--- start RECORDS FOR THE TASK ---

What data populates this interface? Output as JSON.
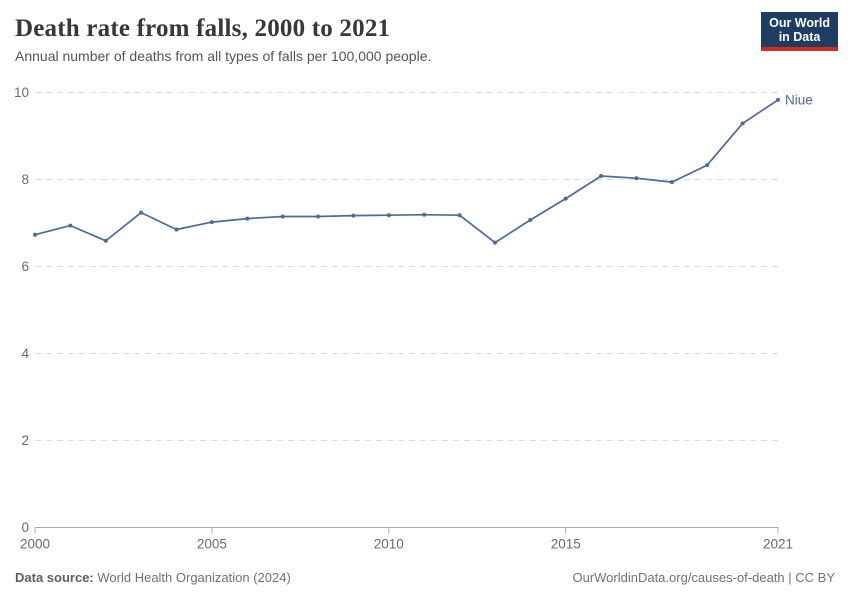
{
  "header": {
    "title": "Death rate from falls, 2000 to 2021",
    "subtitle": "Annual number of deaths from all types of falls per 100,000 people."
  },
  "logo": {
    "line1": "Our World",
    "line2": "in Data"
  },
  "chart_data": {
    "type": "line",
    "title": "Death rate from falls, 2000 to 2021",
    "xlabel": "",
    "ylabel": "",
    "x": [
      2000,
      2001,
      2002,
      2003,
      2004,
      2005,
      2006,
      2007,
      2008,
      2009,
      2010,
      2011,
      2012,
      2013,
      2014,
      2015,
      2016,
      2017,
      2018,
      2019,
      2020,
      2021
    ],
    "series": [
      {
        "name": "Niue",
        "color": "#4C6A9C",
        "values": [
          6.73,
          6.94,
          6.59,
          7.24,
          6.85,
          7.02,
          7.1,
          7.15,
          7.15,
          7.17,
          7.18,
          7.19,
          7.18,
          6.55,
          7.07,
          7.56,
          8.08,
          8.03,
          7.94,
          8.33,
          9.29,
          9.83
        ]
      }
    ],
    "ylim": [
      0,
      10
    ],
    "yticks": [
      0,
      2,
      4,
      6,
      8,
      10
    ],
    "xticks": [
      2000,
      2005,
      2010,
      2015,
      2021
    ],
    "grid": "horizontal-dashed",
    "legend_position": "end-of-line-label",
    "end_label": "Niue"
  },
  "footer": {
    "source_label": "Data source:",
    "source_value": "World Health Organization (2024)",
    "credit_link": "OurWorldinData.org/causes-of-death",
    "separator": " | ",
    "license": "CC BY"
  },
  "colors": {
    "line": "#4C6A9C",
    "grid": "#dcdcdc",
    "axis": "#a8a8a8",
    "tick_text": "#6b6b6b",
    "title": "#383838",
    "subtitle": "#555555",
    "logo_bg": "#1d3d63",
    "logo_bar": "#d42a20"
  }
}
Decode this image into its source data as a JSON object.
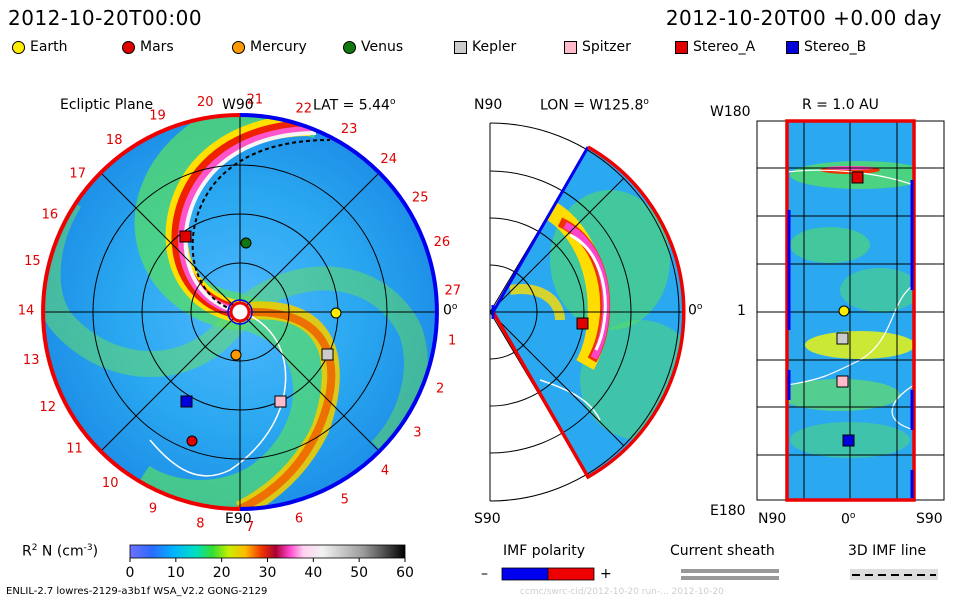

--- end RECORDS FOR THE TASK ---

TO DO: Without the images, write out each line of the data verbatim.

RESULT OF THE EXERCISE:
What data populates this interface? Output as JSON.
{
  "header": {
    "title": "Death rate from falls, 2000 to 2021",
    "subtitle": "Annual number of deaths from all types of falls per 100,000 people."
  },
  "logo": {
    "line1": "Our World",
    "line2": "in Data"
  },
  "chart_data": {
    "type": "line",
    "title": "Death rate from falls, 2000 to 2021",
    "xlabel": "",
    "ylabel": "",
    "x": [
      2000,
      2001,
      2002,
      2003,
      2004,
      2005,
      2006,
      2007,
      2008,
      2009,
      2010,
      2011,
      2012,
      2013,
      2014,
      2015,
      2016,
      2017,
      2018,
      2019,
      2020,
      2021
    ],
    "series": [
      {
        "name": "Niue",
        "color": "#4C6A9C",
        "values": [
          6.73,
          6.94,
          6.59,
          7.24,
          6.85,
          7.02,
          7.1,
          7.15,
          7.15,
          7.17,
          7.18,
          7.19,
          7.18,
          6.55,
          7.07,
          7.56,
          8.08,
          8.03,
          7.94,
          8.33,
          9.29,
          9.83
        ]
      }
    ],
    "ylim": [
      0,
      10
    ],
    "yticks": [
      0,
      2,
      4,
      6,
      8,
      10
    ],
    "xticks": [
      2000,
      2005,
      2010,
      2015,
      2021
    ],
    "grid": "horizontal-dashed",
    "legend_position": "end-of-line-label",
    "end_label": "Niue"
  },
  "footer": {
    "source_label": "Data source:",
    "source_value": "World Health Organization (2024)",
    "credit_link": "OurWorldinData.org/causes-of-death",
    "separator": " | ",
    "license": "CC BY"
  },
  "colors": {
    "line": "#4C6A9C",
    "grid": "#dcdcdc",
    "axis": "#a8a8a8",
    "tick_text": "#6b6b6b",
    "title": "#383838",
    "subtitle": "#555555",
    "logo_bg": "#1d3d63",
    "logo_bar": "#d42a20"
  }
}
Decode this image into its source data as a JSON object.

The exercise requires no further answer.